AUFGABENSTELLUNG: Gib jede Zeile der folgenden Datensätze unverändert und vollständig aus.

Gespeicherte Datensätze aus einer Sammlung
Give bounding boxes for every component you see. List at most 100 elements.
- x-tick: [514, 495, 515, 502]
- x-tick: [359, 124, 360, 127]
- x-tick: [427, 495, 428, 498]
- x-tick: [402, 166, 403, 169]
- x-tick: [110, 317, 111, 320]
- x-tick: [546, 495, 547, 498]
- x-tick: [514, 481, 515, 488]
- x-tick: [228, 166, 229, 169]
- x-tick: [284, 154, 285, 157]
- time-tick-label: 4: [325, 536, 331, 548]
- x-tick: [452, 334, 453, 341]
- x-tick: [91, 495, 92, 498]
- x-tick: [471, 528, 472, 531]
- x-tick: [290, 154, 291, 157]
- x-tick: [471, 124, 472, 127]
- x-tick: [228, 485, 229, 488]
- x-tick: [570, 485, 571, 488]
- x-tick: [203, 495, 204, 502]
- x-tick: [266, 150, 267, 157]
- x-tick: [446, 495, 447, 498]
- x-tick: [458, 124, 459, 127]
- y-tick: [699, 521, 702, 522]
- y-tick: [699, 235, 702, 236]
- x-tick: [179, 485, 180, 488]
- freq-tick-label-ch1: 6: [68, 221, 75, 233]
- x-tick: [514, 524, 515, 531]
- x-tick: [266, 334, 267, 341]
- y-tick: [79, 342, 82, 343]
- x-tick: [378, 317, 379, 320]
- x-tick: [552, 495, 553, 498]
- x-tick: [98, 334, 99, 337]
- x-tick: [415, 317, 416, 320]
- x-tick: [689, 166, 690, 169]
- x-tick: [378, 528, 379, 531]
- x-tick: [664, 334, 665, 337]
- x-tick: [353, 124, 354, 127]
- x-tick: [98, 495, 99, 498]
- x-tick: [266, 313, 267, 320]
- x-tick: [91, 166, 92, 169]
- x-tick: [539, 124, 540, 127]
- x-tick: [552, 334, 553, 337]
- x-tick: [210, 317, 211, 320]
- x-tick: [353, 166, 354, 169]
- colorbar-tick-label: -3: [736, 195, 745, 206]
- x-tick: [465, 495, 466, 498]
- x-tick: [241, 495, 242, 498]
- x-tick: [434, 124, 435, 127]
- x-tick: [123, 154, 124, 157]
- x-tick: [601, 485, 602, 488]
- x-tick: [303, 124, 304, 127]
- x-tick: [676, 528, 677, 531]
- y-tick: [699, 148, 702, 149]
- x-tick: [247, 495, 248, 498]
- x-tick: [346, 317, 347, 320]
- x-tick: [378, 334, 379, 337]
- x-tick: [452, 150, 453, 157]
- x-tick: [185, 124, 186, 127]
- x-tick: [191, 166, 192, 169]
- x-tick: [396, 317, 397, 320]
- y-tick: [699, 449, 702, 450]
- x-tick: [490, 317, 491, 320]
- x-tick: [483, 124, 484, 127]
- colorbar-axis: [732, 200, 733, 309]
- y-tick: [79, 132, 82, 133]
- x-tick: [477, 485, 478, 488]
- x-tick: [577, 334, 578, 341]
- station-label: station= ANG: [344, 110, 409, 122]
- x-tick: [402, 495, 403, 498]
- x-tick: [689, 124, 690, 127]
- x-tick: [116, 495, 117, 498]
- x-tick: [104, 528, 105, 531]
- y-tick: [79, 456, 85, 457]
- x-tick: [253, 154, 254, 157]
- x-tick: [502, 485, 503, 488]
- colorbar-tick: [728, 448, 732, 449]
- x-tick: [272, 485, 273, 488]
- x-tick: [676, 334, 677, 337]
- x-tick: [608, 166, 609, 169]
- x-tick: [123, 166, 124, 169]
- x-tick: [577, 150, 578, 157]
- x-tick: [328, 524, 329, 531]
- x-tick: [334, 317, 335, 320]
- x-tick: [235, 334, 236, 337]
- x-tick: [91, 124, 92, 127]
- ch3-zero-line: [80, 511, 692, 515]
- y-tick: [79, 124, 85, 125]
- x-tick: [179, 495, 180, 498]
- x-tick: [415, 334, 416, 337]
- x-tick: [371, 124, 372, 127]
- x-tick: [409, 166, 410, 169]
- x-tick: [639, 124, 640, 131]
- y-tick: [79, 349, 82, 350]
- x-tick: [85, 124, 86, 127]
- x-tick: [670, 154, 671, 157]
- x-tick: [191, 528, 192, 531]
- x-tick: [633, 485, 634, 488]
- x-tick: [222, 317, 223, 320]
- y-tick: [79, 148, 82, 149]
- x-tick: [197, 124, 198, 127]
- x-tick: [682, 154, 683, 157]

ERGEBNIS:
Give bounding boxes for every component you see. List at most 100 elements.
- x-tick: [514, 495, 515, 502]
- x-tick: [359, 124, 360, 127]
- x-tick: [427, 495, 428, 498]
- x-tick: [402, 166, 403, 169]
- x-tick: [110, 317, 111, 320]
- x-tick: [546, 495, 547, 498]
- x-tick: [514, 481, 515, 488]
- x-tick: [228, 166, 229, 169]
- x-tick: [284, 154, 285, 157]
- time-tick-label: 4: [325, 536, 331, 548]
- x-tick: [452, 334, 453, 341]
- x-tick: [91, 495, 92, 498]
- x-tick: [471, 528, 472, 531]
- x-tick: [290, 154, 291, 157]
- x-tick: [471, 124, 472, 127]
- x-tick: [228, 485, 229, 488]
- x-tick: [570, 485, 571, 488]
- x-tick: [203, 495, 204, 502]
- x-tick: [266, 150, 267, 157]
- x-tick: [446, 495, 447, 498]
- x-tick: [458, 124, 459, 127]
- y-tick: [699, 521, 702, 522]
- y-tick: [699, 235, 702, 236]
- x-tick: [179, 485, 180, 488]
- freq-tick-label-ch1: 6: [68, 221, 75, 233]
- x-tick: [514, 524, 515, 531]
- x-tick: [266, 334, 267, 341]
- y-tick: [79, 342, 82, 343]
- x-tick: [378, 317, 379, 320]
- x-tick: [552, 495, 553, 498]
- x-tick: [98, 334, 99, 337]
- x-tick: [415, 317, 416, 320]
- x-tick: [689, 166, 690, 169]
- x-tick: [378, 528, 379, 531]
- x-tick: [664, 334, 665, 337]
- x-tick: [353, 124, 354, 127]
- x-tick: [98, 495, 99, 498]
- x-tick: [266, 313, 267, 320]
- x-tick: [91, 166, 92, 169]
- x-tick: [539, 124, 540, 127]
- x-tick: [552, 334, 553, 337]
- x-tick: [210, 317, 211, 320]
- x-tick: [353, 166, 354, 169]
- colorbar-tick-label: -3: [736, 195, 745, 206]
- x-tick: [465, 495, 466, 498]
- x-tick: [241, 495, 242, 498]
- x-tick: [434, 124, 435, 127]
- x-tick: [123, 154, 124, 157]
- x-tick: [601, 485, 602, 488]
- x-tick: [303, 124, 304, 127]
- x-tick: [676, 528, 677, 531]
- y-tick: [699, 148, 702, 149]
- x-tick: [247, 495, 248, 498]
- x-tick: [346, 317, 347, 320]
- x-tick: [378, 334, 379, 337]
- x-tick: [452, 150, 453, 157]
- x-tick: [185, 124, 186, 127]
- x-tick: [191, 166, 192, 169]
- x-tick: [396, 317, 397, 320]
- y-tick: [699, 449, 702, 450]
- x-tick: [490, 317, 491, 320]
- x-tick: [483, 124, 484, 127]
- colorbar-axis: [732, 200, 733, 309]
- y-tick: [79, 132, 82, 133]
- x-tick: [477, 485, 478, 488]
- x-tick: [577, 334, 578, 341]
- station-label: station= ANG: [344, 110, 409, 122]
- x-tick: [402, 495, 403, 498]
- x-tick: [689, 124, 690, 127]
- x-tick: [116, 495, 117, 498]
- x-tick: [104, 528, 105, 531]
- y-tick: [79, 456, 85, 457]
- x-tick: [253, 154, 254, 157]
- x-tick: [502, 485, 503, 488]
- colorbar-tick: [728, 448, 732, 449]
- x-tick: [272, 485, 273, 488]
- x-tick: [676, 334, 677, 337]
- x-tick: [608, 166, 609, 169]
- x-tick: [123, 166, 124, 169]
- x-tick: [577, 150, 578, 157]
- x-tick: [328, 524, 329, 531]
- x-tick: [334, 317, 335, 320]
- x-tick: [235, 334, 236, 337]
- x-tick: [91, 124, 92, 127]
- ch3-zero-line: [80, 511, 692, 515]
- y-tick: [79, 124, 85, 125]
- x-tick: [179, 495, 180, 498]
- x-tick: [415, 334, 416, 337]
- x-tick: [371, 124, 372, 127]
- x-tick: [409, 166, 410, 169]
- x-tick: [639, 124, 640, 131]
- y-tick: [79, 349, 82, 350]
- x-tick: [85, 124, 86, 127]
- x-tick: [670, 154, 671, 157]
- x-tick: [191, 528, 192, 531]
- x-tick: [633, 485, 634, 488]
- x-tick: [222, 317, 223, 320]
- y-tick: [79, 148, 82, 149]
- x-tick: [197, 124, 198, 127]
- x-tick: [682, 154, 683, 157]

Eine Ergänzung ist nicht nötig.